Copy every record exactly, and keep the pictures out.

[[ Raw data, beginning ]]

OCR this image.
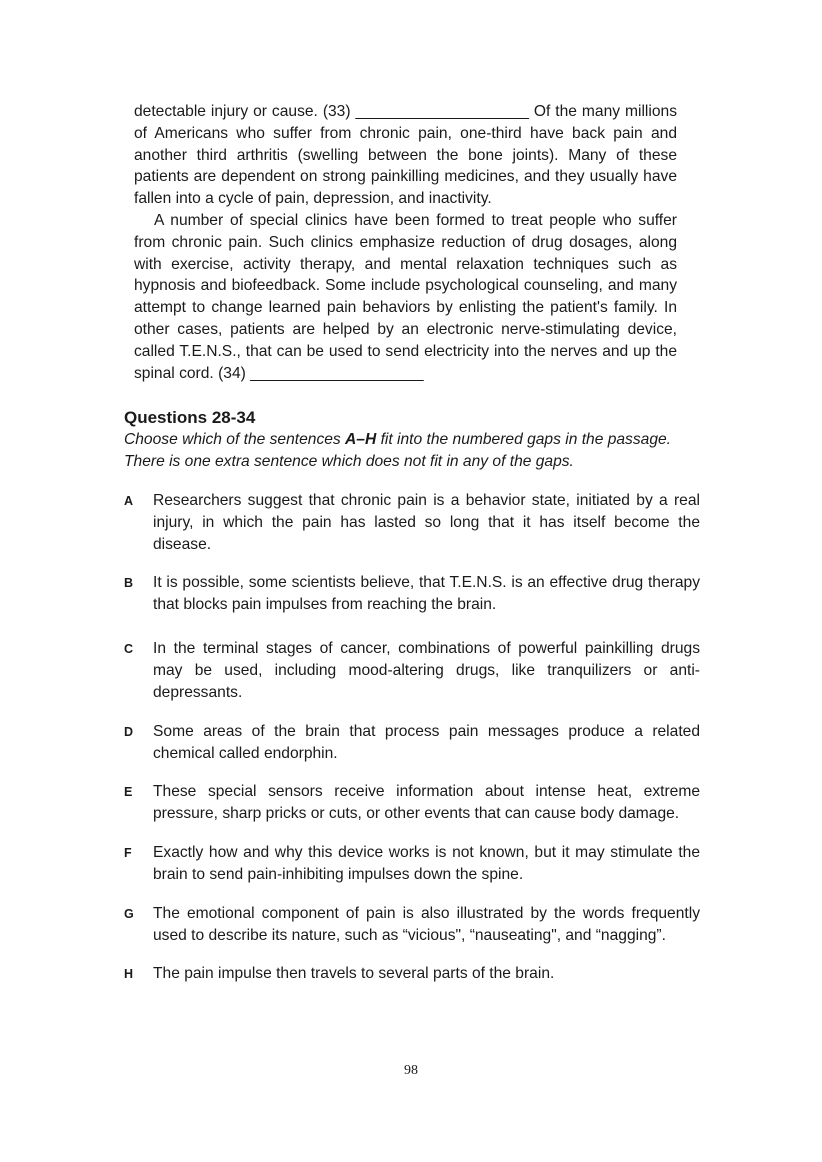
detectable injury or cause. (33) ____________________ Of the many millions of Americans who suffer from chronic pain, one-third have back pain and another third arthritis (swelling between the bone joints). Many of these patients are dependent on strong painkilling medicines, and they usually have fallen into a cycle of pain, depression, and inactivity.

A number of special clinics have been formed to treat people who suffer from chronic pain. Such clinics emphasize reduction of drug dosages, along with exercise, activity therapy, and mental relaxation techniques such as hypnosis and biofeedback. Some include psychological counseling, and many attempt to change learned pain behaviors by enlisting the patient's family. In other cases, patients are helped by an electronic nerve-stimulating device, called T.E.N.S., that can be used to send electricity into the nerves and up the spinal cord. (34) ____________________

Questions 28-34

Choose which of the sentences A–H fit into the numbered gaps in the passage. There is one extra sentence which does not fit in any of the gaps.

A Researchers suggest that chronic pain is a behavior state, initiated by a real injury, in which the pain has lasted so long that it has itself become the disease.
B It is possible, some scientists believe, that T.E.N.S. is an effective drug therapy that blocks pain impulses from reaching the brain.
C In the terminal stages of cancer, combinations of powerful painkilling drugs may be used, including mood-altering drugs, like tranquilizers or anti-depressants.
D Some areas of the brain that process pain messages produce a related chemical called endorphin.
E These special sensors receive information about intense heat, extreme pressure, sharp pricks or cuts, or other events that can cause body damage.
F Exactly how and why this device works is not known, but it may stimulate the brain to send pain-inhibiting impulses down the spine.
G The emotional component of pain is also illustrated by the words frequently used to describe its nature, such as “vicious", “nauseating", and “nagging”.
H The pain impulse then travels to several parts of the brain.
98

[[ Raw data, end ]]

* [Problem solution]:
OCR this image.
detectable injury or cause. (33) ____________________ Of the many millions of Americans who suffer from chronic pain, one-third have back pain and another third arthritis (swelling between the bone joints). Many of these patients are dependent on strong painkilling medicines, and they usually have fallen into a cycle of pain, depression, and inactivity.

A number of special clinics have been formed to treat people who suffer from chronic pain. Such clinics emphasize reduction of drug dosages, along with exercise, activity therapy, and mental relaxation techniques such as hypnosis and biofeedback. Some include psychological counseling, and many attempt to change learned pain behaviors by enlisting the patient's family. In other cases, patients are helped by an electronic nerve-stimulating device, called T.E.N.S., that can be used to send electricity into the nerves and up the spinal cord. (34) ____________________

Questions 28-34

Choose which of the sentences A–H fit into the numbered gaps in the passage. There is one extra sentence which does not fit in any of the gaps.

A Researchers suggest that chronic pain is a behavior state, initiated by a real injury, in which the pain has lasted so long that it has itself become the disease.
B It is possible, some scientists believe, that T.E.N.S. is an effective drug therapy that blocks pain impulses from reaching the brain.
C In the terminal stages of cancer, combinations of powerful painkilling drugs may be used, including mood-altering drugs, like tranquilizers or anti-depressants.
D Some areas of the brain that process pain messages produce a related chemical called endorphin.
E These special sensors receive information about intense heat, extreme pressure, sharp pricks or cuts, or other events that can cause body damage.
F Exactly how and why this device works is not known, but it may stimulate the brain to send pain-inhibiting impulses down the spine.
G The emotional component of pain is also illustrated by the words frequently used to describe its nature, such as “vicious", “nauseating", and “nagging”.
H The pain impulse then travels to several parts of the brain.
98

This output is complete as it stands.